TASK STATEMENT
Omit any picture, and return the remaining data exactly as written.

DATA PROVIDED

_____

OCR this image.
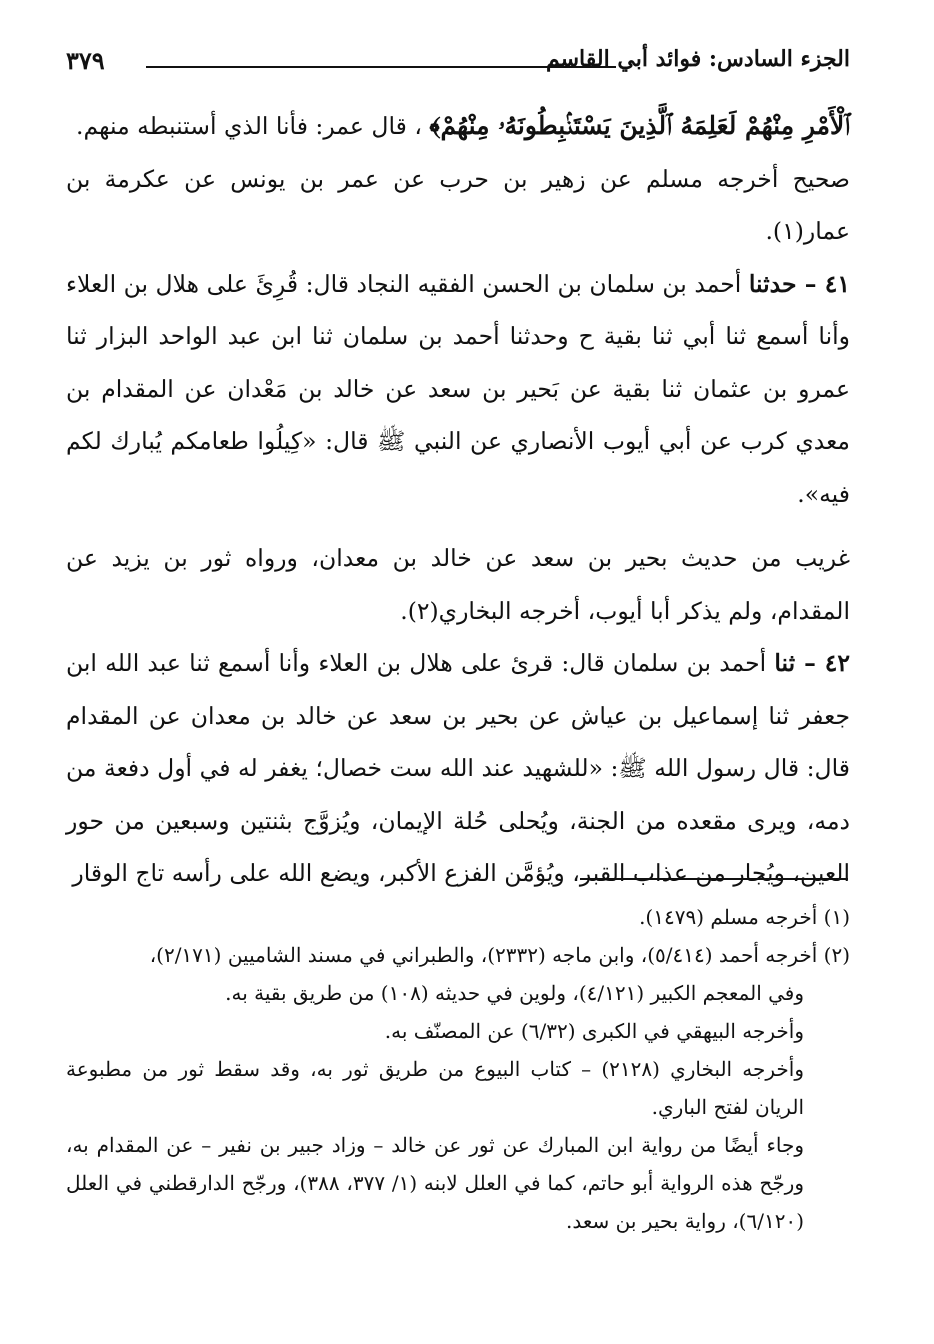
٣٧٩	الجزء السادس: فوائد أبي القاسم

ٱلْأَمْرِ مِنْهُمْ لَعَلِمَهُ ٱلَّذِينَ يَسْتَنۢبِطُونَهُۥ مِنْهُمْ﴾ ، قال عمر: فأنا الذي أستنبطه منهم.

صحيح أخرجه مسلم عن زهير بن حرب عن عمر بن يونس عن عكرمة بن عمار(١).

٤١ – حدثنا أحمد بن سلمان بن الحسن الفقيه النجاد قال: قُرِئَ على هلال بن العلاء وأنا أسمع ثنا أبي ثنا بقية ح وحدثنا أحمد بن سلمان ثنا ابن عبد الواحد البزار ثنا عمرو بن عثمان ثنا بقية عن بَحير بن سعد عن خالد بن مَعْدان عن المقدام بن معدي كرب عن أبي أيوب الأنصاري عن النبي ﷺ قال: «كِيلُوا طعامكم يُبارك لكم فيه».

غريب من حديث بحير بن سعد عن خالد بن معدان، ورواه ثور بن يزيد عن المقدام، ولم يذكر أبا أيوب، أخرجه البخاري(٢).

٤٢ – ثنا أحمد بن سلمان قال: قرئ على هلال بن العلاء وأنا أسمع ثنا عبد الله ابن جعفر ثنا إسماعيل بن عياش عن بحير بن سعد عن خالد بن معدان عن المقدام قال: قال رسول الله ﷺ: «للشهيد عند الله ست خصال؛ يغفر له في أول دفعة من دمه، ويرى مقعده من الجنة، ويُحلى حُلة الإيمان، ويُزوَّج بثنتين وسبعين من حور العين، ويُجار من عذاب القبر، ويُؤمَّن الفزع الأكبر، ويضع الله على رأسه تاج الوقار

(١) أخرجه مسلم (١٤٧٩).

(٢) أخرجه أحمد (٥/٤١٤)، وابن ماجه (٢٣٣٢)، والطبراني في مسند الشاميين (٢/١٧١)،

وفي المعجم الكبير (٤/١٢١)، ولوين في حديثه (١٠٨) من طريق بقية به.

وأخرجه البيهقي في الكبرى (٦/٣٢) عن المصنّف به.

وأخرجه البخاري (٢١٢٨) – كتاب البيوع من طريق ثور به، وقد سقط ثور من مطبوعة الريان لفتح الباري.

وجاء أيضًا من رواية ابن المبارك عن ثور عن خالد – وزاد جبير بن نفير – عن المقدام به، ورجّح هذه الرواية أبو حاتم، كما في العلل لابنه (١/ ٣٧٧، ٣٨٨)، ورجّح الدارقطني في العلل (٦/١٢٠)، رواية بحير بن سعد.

_____

WRITTEN SOLUTION
OCR this image.
٣٧٩	الجزء السادس: فوائد أبي القاسم

ٱلْأَمْرِ مِنْهُمْ لَعَلِمَهُ ٱلَّذِينَ يَسْتَنۢبِطُونَهُۥ مِنْهُمْ﴾ ، قال عمر: فأنا الذي أستنبطه منهم.

صحيح أخرجه مسلم عن زهير بن حرب عن عمر بن يونس عن عكرمة بن عمار(١).

٤١ – حدثنا أحمد بن سلمان بن الحسن الفقيه النجاد قال: قُرِئَ على هلال بن العلاء وأنا أسمع ثنا أبي ثنا بقية ح وحدثنا أحمد بن سلمان ثنا ابن عبد الواحد البزار ثنا عمرو بن عثمان ثنا بقية عن بَحير بن سعد عن خالد بن مَعْدان عن المقدام بن معدي كرب عن أبي أيوب الأنصاري عن النبي ﷺ قال: «كِيلُوا طعامكم يُبارك لكم فيه».

غريب من حديث بحير بن سعد عن خالد بن معدان، ورواه ثور بن يزيد عن المقدام، ولم يذكر أبا أيوب، أخرجه البخاري(٢).

٤٢ – ثنا أحمد بن سلمان قال: قرئ على هلال بن العلاء وأنا أسمع ثنا عبد الله ابن جعفر ثنا إسماعيل بن عياش عن بحير بن سعد عن خالد بن معدان عن المقدام قال: قال رسول الله ﷺ: «للشهيد عند الله ست خصال؛ يغفر له في أول دفعة من دمه، ويرى مقعده من الجنة، ويُحلى حُلة الإيمان، ويُزوَّج بثنتين وسبعين من حور العين، ويُجار من عذاب القبر، ويُؤمَّن الفزع الأكبر، ويضع الله على رأسه تاج الوقار

(١) أخرجه مسلم (١٤٧٩).

(٢) أخرجه أحمد (٥/٤١٤)، وابن ماجه (٢٣٣٢)، والطبراني في مسند الشاميين (٢/١٧١)،

وفي المعجم الكبير (٤/١٢١)، ولوين في حديثه (١٠٨) من طريق بقية به.

وأخرجه البيهقي في الكبرى (٦/٣٢) عن المصنّف به.

وأخرجه البخاري (٢١٢٨) – كتاب البيوع من طريق ثور به، وقد سقط ثور من مطبوعة الريان لفتح الباري.

وجاء أيضًا من رواية ابن المبارك عن ثور عن خالد – وزاد جبير بن نفير – عن المقدام به، ورجّح هذه الرواية أبو حاتم، كما في العلل لابنه (١/ ٣٧٧، ٣٨٨)، ورجّح الدارقطني في العلل (٦/١٢٠)، رواية بحير بن سعد.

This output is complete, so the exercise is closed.